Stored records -
* begin *

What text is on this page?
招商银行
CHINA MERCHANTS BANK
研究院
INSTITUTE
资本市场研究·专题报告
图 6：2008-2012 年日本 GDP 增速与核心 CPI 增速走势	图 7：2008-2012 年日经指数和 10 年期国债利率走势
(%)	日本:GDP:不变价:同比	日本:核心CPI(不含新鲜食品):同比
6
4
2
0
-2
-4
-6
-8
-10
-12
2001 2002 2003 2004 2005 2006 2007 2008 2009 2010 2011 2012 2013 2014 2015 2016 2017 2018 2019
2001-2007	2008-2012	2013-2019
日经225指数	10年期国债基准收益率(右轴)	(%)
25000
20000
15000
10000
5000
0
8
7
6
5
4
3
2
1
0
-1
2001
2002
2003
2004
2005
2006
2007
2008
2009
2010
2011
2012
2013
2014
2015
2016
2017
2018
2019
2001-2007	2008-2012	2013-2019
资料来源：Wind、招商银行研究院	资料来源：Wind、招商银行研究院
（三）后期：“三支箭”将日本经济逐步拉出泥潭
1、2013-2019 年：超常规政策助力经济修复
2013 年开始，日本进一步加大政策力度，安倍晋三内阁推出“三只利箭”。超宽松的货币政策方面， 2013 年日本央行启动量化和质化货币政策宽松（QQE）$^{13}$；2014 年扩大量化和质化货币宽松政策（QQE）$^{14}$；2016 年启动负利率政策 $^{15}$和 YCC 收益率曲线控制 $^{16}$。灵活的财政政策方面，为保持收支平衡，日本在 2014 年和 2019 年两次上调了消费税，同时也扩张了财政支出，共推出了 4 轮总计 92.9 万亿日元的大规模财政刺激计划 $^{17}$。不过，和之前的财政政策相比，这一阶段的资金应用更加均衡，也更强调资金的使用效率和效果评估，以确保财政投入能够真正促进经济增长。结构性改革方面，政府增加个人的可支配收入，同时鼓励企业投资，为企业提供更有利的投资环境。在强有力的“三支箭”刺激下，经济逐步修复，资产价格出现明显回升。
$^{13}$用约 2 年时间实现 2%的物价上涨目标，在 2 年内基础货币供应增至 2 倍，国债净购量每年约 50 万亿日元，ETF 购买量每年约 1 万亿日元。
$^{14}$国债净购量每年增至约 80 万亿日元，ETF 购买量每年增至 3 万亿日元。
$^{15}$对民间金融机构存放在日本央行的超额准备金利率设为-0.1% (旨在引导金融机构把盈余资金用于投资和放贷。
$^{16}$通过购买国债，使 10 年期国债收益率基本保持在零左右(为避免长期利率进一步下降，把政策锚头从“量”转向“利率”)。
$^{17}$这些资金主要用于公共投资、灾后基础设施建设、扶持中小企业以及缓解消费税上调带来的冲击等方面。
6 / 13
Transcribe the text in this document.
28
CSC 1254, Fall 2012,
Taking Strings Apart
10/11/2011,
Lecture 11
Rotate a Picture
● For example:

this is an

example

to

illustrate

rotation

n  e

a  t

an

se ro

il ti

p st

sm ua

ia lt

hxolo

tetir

* end *
* begin *

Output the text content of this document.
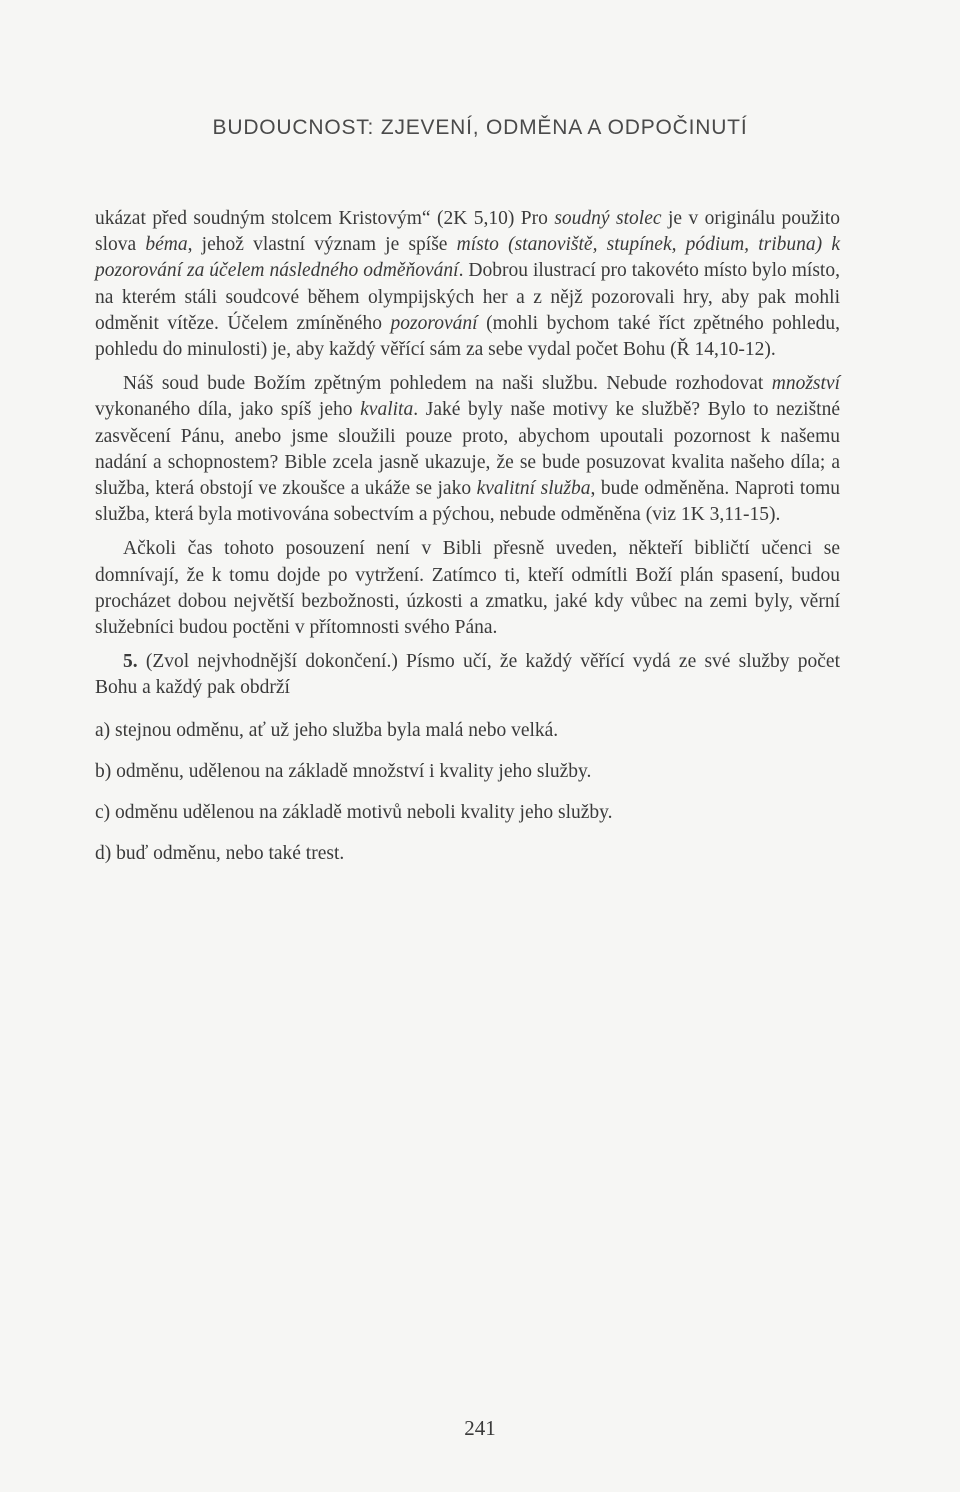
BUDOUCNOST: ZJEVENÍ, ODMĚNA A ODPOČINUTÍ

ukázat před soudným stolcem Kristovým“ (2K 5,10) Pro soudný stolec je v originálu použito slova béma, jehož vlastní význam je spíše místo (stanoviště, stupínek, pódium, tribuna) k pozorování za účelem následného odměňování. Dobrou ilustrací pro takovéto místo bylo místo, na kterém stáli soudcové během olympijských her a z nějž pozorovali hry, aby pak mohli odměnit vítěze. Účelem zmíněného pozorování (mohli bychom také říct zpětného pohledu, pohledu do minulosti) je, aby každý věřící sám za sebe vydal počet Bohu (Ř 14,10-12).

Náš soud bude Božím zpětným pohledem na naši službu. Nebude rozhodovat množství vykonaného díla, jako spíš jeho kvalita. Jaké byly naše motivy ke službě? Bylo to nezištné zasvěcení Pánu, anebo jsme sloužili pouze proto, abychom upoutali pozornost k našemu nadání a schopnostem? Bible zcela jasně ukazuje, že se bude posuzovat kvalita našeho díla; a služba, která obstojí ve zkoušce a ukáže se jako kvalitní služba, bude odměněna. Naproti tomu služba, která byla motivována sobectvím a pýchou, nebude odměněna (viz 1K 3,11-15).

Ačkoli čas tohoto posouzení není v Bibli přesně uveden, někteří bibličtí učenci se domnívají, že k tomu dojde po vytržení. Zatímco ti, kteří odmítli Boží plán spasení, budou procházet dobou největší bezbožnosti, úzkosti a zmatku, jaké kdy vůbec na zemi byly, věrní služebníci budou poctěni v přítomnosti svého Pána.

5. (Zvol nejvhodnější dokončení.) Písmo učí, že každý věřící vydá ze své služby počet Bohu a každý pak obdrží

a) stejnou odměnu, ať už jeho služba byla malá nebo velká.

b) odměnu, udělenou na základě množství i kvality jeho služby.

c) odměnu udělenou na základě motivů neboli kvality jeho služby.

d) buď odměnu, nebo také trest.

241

* end *

Aim of the task - Work out how many lines in the records above hold the string "byly", then give only that count.

Answer to this exercise - 2